Set problem: Reply with one number: the count of lines in the records below that hold "JSON".

Dataset records
- - - - - - -

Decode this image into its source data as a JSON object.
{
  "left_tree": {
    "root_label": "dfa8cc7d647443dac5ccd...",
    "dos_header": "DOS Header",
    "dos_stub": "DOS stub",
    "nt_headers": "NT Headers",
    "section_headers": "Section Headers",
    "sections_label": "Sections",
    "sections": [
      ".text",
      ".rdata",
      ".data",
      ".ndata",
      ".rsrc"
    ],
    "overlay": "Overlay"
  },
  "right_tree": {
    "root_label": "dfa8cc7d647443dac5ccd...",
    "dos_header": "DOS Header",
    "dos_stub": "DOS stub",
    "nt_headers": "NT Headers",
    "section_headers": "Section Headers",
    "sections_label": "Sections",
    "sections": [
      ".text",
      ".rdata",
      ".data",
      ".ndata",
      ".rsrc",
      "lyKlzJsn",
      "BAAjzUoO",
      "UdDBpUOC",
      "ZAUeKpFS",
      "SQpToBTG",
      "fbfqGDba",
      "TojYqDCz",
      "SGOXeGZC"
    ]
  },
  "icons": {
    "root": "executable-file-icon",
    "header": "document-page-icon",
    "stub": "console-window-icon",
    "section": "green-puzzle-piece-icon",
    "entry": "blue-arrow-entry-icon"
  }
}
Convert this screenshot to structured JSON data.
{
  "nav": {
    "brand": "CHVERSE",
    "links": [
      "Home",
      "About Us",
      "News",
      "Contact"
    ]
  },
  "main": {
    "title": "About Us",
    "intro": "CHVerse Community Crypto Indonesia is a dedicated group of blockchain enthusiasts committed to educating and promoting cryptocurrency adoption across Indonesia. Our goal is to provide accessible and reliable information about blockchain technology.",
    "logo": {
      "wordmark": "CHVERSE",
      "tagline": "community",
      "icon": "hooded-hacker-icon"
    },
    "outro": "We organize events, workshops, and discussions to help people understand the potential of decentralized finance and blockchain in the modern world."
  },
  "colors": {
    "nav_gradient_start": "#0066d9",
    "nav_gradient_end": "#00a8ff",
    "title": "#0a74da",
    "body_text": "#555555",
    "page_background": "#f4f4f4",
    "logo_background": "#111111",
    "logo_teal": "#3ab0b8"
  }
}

- - - - - - -

Answer for the task: 2